◆ Job: Return the records in full, exactly as given.

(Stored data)
-----
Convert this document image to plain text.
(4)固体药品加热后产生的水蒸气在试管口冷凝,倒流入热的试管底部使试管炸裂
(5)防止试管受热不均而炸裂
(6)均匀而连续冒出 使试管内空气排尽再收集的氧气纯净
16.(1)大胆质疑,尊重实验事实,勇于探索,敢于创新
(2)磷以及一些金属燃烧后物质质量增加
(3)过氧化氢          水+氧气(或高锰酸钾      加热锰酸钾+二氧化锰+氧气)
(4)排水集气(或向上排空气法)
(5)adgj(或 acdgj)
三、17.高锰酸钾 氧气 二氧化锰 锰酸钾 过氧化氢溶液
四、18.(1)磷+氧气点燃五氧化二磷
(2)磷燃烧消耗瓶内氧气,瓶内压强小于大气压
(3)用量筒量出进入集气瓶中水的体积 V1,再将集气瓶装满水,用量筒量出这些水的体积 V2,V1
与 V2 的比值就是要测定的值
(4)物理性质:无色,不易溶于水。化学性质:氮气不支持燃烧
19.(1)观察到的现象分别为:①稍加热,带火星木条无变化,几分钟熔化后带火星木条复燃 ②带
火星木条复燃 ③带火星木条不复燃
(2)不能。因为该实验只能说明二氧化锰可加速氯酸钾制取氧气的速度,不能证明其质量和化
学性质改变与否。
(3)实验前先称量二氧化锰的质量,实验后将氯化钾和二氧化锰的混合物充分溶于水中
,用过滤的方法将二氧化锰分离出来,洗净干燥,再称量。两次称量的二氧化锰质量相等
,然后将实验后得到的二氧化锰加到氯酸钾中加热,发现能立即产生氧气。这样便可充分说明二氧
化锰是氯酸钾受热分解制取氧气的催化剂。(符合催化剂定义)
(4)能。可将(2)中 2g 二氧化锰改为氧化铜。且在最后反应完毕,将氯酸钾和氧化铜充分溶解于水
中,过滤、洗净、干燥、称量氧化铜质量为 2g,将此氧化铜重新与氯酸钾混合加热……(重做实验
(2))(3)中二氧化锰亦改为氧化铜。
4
-----
◆ Solved problem:
Convert this document image to plain text.
(4)固体药品加热后产生的水蒸气在试管口冷凝,倒流入热的试管底部使试管炸裂
(5)防止试管受热不均而炸裂
(6)均匀而连续冒出 使试管内空气排尽再收集的氧气纯净
16.(1)大胆质疑,尊重实验事实,勇于探索,敢于创新
(2)磷以及一些金属燃烧后物质质量增加
(3)过氧化氢          水+氧气(或高锰酸钾      加热锰酸钾+二氧化锰+氧气)
(4)排水集气(或向上排空气法)
(5)adgj(或 acdgj)
三、17.高锰酸钾 氧气 二氧化锰 锰酸钾 过氧化氢溶液
四、18.(1)磷+氧气点燃五氧化二磷
(2)磷燃烧消耗瓶内氧气,瓶内压强小于大气压
(3)用量筒量出进入集气瓶中水的体积 V1,再将集气瓶装满水,用量筒量出这些水的体积 V2,V1
与 V2 的比值就是要测定的值
(4)物理性质:无色,不易溶于水。化学性质:氮气不支持燃烧
19.(1)观察到的现象分别为:①稍加热,带火星木条无变化,几分钟熔化后带火星木条复燃 ②带
火星木条复燃 ③带火星木条不复燃
(2)不能。因为该实验只能说明二氧化锰可加速氯酸钾制取氧气的速度,不能证明其质量和化
学性质改变与否。
(3)实验前先称量二氧化锰的质量,实验后将氯化钾和二氧化锰的混合物充分溶于水中
,用过滤的方法将二氧化锰分离出来,洗净干燥,再称量。两次称量的二氧化锰质量相等
,然后将实验后得到的二氧化锰加到氯酸钾中加热,发现能立即产生氧气。这样便可充分说明二氧
化锰是氯酸钾受热分解制取氧气的催化剂。(符合催化剂定义)
(4)能。可将(2)中 2g 二氧化锰改为氧化铜。且在最后反应完毕,将氯酸钾和氧化铜充分溶解于水
中,过滤、洗净、干燥、称量氧化铜质量为 2g,将此氧化铜重新与氯酸钾混合加热……(重做实验
(2))(3)中二氧化锰亦改为氧化铜。
4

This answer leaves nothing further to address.